───── Records shown
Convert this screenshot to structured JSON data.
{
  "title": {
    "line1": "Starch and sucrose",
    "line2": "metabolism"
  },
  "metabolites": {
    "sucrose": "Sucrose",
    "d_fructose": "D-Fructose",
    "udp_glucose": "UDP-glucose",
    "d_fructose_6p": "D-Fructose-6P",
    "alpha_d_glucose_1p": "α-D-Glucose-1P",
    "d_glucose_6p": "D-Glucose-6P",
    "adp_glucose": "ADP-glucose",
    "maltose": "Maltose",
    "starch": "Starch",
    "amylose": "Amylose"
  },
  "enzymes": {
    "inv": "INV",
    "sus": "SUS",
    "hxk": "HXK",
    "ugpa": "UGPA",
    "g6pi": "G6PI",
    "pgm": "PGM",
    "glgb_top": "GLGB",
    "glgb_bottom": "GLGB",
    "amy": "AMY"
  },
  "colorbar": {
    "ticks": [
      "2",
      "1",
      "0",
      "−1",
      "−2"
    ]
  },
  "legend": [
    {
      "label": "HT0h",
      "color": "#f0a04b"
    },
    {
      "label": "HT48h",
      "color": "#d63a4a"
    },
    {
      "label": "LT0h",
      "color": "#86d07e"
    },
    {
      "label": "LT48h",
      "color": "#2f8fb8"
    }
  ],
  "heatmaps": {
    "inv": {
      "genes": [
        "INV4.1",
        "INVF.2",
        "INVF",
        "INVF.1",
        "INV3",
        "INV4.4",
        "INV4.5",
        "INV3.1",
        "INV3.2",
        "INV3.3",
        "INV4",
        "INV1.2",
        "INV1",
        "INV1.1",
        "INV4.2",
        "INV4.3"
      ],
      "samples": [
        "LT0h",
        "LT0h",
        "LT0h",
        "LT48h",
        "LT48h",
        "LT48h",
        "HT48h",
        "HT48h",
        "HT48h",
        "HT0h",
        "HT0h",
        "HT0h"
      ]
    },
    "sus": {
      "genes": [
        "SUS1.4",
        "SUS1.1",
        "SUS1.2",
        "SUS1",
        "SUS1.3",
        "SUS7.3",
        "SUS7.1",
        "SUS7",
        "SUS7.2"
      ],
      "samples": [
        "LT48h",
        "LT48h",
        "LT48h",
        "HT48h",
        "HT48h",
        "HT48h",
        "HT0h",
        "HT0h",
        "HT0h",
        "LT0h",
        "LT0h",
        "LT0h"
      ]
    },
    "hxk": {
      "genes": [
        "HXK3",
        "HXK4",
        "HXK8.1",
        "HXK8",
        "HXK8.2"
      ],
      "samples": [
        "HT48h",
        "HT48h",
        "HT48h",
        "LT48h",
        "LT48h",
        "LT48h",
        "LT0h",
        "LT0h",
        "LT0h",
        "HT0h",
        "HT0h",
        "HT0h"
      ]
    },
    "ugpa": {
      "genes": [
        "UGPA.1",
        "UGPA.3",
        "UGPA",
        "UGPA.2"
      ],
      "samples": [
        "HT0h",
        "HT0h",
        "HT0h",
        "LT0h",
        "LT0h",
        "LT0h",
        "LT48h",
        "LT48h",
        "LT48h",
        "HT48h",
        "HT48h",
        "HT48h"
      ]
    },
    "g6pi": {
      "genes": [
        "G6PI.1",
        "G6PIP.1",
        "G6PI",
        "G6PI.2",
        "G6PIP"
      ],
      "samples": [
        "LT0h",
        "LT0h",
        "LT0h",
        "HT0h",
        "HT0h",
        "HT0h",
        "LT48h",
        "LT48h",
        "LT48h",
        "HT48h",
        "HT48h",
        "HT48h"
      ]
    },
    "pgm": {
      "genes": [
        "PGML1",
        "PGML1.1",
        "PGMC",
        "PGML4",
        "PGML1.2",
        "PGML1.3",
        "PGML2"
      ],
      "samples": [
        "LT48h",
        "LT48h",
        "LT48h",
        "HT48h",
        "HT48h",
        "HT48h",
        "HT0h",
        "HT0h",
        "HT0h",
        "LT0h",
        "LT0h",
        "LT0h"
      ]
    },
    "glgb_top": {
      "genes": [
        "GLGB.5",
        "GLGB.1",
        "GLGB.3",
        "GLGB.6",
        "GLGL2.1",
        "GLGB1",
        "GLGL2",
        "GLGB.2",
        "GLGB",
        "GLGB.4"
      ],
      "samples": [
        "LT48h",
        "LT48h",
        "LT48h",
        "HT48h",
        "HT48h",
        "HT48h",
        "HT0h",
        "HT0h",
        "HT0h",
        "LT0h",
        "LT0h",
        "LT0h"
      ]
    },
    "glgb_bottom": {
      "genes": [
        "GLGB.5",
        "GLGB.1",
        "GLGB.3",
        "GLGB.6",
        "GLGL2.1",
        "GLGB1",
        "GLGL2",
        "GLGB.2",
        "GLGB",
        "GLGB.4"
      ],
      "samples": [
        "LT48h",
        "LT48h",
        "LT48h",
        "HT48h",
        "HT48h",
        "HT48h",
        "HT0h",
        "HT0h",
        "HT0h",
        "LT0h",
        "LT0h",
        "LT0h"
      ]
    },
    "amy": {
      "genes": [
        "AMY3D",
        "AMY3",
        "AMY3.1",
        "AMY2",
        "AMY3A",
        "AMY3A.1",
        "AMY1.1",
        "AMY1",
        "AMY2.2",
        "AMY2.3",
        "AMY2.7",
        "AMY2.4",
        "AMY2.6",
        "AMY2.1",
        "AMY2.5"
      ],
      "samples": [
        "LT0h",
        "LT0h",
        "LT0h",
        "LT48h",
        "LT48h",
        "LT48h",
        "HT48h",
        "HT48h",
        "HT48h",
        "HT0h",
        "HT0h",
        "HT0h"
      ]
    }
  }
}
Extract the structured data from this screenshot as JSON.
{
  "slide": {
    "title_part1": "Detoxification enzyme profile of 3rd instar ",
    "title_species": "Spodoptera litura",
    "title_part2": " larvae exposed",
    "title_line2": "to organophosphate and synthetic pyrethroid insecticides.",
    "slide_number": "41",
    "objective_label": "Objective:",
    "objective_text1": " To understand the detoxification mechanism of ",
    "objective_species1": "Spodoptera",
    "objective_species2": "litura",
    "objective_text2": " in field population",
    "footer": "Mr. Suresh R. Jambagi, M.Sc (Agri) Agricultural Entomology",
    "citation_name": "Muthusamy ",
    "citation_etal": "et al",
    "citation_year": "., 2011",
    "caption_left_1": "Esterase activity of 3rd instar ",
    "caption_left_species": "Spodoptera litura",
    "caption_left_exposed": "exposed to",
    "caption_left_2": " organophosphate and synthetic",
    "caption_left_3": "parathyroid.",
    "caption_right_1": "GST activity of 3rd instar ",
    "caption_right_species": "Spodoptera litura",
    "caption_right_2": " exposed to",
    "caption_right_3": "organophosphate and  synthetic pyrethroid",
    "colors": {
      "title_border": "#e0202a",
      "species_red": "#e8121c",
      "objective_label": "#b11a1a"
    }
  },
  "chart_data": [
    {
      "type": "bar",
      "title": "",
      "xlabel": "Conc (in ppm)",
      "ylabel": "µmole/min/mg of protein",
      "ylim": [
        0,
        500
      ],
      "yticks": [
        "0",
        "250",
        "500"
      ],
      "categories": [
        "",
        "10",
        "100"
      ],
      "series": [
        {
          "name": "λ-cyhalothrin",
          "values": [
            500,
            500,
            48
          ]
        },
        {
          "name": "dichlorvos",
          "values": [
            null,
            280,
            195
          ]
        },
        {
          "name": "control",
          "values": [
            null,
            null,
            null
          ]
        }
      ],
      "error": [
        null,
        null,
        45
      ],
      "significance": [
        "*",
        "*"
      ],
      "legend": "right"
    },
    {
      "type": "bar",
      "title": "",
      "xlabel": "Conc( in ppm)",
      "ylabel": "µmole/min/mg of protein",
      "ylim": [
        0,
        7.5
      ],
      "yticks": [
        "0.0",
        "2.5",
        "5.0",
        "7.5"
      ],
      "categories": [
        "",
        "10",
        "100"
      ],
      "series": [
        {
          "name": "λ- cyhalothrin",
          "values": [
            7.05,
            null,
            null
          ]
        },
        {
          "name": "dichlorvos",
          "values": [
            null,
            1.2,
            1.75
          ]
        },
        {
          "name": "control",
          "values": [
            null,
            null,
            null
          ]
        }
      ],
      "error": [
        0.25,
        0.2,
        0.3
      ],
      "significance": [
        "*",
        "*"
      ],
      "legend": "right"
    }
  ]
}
──────────
§ **Exercise instructions**
Pull each line containing the word "this" out of the data above.

§ **Task result**
Convert this screenshot to structured JSON data.
Extract the structured data from this screenshot as JSON.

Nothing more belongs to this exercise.